### Work required
Wherever the word "above" appears in the entries, copy the whole line.

[Stored entries]
------------
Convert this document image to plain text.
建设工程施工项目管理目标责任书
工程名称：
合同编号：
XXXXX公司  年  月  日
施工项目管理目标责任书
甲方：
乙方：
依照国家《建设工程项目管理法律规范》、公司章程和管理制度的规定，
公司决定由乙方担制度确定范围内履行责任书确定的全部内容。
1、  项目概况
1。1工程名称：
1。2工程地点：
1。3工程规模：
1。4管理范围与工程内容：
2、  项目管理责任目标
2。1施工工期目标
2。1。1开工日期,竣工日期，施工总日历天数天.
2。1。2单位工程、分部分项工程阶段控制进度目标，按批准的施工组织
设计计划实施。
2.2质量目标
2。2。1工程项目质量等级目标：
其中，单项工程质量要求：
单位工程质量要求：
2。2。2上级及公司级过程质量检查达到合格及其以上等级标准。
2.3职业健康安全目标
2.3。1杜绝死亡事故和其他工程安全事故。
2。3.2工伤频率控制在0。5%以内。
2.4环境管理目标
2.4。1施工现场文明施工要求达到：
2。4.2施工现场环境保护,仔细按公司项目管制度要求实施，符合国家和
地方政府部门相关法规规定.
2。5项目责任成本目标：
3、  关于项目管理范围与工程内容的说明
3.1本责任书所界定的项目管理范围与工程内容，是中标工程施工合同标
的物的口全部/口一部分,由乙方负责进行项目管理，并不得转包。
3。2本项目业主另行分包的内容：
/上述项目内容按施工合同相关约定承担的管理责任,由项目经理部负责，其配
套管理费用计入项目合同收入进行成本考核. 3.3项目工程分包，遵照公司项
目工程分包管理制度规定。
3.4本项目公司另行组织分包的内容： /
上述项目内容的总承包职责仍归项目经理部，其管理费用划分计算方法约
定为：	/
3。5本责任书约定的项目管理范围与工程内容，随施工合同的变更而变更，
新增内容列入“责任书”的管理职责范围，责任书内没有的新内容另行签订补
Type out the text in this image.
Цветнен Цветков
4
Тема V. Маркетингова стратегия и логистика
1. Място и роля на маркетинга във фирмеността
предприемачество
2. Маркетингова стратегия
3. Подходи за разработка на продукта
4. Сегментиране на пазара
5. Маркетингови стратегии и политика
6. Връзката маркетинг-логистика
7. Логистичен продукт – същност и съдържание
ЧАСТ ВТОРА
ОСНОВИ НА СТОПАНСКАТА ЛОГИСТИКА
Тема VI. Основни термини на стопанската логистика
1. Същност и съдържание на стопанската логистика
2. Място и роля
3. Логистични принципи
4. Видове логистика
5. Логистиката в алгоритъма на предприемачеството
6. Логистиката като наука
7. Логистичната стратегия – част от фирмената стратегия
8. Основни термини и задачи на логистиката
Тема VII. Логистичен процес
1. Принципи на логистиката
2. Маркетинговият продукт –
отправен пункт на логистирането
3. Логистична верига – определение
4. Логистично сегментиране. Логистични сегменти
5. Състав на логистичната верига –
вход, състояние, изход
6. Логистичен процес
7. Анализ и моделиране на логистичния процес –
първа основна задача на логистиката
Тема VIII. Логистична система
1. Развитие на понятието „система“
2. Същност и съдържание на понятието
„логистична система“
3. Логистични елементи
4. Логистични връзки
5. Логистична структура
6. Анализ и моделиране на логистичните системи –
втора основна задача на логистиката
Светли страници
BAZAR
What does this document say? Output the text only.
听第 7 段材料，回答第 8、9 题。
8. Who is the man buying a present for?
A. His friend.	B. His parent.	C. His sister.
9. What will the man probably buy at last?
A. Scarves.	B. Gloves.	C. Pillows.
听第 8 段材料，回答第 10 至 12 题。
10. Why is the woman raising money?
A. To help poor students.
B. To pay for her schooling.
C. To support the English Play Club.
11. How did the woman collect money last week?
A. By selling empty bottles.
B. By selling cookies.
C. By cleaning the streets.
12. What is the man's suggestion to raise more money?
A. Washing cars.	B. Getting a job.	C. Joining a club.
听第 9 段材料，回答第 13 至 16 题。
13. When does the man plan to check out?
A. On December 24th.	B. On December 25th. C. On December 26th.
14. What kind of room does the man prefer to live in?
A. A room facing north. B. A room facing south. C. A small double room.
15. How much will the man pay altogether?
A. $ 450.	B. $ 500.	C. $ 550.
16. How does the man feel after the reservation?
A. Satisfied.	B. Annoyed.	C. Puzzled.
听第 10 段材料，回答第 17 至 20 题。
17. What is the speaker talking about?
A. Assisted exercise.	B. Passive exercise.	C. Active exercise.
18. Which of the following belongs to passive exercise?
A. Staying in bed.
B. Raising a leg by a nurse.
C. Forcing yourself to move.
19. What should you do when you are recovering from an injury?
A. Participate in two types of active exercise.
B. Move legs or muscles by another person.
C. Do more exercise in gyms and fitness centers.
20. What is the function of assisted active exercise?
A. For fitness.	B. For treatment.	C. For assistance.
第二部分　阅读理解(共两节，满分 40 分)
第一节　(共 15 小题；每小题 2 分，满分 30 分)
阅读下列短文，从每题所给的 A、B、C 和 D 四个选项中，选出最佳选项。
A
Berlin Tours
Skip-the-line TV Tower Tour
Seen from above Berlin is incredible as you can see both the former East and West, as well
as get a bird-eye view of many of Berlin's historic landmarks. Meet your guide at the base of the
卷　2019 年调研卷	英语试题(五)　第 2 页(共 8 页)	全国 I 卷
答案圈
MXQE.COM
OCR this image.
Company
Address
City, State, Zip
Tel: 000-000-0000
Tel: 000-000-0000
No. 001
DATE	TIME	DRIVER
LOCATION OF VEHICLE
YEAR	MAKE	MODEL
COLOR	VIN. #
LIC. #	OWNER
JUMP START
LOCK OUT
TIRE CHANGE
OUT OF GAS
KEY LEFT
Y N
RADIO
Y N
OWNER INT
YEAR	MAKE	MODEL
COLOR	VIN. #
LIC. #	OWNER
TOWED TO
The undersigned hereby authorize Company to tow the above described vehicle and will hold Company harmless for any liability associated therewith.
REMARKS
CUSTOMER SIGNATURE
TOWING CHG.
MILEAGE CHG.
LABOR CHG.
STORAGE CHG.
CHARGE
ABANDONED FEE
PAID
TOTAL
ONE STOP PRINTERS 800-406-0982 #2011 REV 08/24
------------
### The completed task
Seen from above Berlin is incredible as you can see both the former East and West, as well
The undersigned hereby authorize Company to tow the above described vehicle and will hold Company harmless for any liability associated therewith.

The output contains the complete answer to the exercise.